__PROMPT__.
Gather from the listing below each line that includes the word "performance", and copy it.

__RECORDS SUPPLIED__.
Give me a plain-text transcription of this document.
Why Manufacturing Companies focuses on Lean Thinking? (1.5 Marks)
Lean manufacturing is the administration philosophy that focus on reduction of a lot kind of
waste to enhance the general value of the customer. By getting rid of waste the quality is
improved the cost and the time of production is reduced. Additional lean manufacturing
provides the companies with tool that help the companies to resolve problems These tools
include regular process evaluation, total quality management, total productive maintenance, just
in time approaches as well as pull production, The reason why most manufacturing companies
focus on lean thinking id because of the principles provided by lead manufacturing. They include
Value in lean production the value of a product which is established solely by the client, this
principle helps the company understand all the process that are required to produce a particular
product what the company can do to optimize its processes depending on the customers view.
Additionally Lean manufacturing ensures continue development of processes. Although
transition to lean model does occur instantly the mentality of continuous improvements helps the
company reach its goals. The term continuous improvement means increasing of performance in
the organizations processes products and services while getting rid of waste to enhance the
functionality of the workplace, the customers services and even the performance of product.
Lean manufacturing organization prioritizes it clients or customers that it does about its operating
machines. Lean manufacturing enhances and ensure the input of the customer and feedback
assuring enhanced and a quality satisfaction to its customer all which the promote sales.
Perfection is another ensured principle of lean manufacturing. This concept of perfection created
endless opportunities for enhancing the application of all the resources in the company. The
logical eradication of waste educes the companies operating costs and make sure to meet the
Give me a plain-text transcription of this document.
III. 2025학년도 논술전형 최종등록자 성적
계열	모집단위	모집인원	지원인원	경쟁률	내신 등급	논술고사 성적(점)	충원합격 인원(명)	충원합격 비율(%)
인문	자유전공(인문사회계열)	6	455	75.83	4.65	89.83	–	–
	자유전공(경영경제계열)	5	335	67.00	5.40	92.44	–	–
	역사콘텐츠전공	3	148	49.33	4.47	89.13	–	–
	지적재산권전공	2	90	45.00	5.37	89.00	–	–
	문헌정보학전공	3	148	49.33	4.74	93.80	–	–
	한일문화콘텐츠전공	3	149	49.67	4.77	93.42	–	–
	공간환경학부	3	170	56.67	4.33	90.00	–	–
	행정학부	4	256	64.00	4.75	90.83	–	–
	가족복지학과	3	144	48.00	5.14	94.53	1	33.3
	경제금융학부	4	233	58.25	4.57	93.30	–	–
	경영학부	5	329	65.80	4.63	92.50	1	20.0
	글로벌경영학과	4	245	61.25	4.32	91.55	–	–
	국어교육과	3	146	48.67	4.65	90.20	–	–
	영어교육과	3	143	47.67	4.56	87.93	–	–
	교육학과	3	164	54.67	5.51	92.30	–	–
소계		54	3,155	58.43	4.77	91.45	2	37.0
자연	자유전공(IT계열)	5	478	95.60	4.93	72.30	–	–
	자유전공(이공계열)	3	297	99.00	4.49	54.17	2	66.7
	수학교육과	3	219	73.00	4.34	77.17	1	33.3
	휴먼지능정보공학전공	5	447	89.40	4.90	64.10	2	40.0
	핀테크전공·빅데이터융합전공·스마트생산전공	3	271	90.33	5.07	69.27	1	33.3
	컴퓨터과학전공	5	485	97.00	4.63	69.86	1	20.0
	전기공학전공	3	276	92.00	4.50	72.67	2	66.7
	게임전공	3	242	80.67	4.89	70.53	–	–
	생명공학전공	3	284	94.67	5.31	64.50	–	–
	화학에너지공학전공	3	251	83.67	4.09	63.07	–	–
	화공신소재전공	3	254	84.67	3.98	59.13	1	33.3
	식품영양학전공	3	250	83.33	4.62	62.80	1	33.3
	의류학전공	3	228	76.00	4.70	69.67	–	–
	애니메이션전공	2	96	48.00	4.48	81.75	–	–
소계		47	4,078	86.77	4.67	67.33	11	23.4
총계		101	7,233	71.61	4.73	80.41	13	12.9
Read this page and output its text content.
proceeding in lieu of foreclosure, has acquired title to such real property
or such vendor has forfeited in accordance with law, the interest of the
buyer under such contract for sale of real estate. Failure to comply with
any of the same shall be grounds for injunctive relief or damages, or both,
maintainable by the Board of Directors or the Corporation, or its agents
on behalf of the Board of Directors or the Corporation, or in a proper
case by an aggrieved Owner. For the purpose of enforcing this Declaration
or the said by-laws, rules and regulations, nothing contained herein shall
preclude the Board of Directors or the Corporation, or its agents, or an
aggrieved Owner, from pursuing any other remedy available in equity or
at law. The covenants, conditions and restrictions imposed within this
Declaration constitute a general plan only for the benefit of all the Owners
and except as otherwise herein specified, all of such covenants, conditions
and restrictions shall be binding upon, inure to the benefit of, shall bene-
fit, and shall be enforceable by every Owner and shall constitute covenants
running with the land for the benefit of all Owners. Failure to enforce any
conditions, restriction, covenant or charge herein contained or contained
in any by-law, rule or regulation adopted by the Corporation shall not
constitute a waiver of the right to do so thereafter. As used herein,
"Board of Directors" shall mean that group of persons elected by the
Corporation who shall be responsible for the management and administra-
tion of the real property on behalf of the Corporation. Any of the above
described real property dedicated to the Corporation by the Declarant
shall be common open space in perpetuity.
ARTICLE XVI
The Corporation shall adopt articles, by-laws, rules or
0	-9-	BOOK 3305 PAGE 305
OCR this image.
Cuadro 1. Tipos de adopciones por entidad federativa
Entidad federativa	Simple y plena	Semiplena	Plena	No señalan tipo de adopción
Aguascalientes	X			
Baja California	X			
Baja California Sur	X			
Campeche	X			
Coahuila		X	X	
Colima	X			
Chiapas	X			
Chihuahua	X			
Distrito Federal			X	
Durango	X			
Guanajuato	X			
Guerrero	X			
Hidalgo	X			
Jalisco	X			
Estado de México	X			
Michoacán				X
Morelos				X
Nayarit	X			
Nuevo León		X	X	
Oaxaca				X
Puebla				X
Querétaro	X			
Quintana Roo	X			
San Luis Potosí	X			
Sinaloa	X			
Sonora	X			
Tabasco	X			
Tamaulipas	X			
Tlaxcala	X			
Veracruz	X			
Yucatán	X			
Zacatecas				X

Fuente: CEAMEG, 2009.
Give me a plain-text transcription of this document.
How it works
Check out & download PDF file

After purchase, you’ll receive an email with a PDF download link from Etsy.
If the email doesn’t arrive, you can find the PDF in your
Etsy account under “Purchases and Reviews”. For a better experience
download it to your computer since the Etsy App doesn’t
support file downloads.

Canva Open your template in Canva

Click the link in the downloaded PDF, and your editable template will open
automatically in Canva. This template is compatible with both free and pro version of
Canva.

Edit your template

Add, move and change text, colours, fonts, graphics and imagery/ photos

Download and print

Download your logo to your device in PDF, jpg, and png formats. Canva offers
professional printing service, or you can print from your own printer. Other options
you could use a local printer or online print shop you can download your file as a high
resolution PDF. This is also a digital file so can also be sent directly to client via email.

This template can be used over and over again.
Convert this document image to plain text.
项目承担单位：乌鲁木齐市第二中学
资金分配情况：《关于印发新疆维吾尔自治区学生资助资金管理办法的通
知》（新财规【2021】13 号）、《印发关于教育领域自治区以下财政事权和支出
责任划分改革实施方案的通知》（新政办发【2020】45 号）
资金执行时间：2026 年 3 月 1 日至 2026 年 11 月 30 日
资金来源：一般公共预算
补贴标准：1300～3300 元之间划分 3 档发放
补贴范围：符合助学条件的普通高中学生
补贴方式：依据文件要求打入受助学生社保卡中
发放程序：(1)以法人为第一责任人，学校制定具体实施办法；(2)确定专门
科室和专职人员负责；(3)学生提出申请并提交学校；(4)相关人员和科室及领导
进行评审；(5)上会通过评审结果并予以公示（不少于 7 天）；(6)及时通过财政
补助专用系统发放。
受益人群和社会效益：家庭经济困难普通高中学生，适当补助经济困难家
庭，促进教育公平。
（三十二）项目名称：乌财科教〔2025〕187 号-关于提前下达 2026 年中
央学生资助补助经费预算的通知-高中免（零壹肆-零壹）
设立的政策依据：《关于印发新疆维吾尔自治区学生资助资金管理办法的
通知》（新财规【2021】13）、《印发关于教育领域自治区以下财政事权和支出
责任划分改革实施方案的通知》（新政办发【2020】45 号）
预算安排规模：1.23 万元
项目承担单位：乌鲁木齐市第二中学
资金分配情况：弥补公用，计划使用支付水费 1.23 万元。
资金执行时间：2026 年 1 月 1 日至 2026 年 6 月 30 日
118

__SOLUTION FOR THIS EXERCISE__.
company reach its goals. The term continuous improvement means increasing of performance in
functionality of the workplace, the customers services and even the performance of product.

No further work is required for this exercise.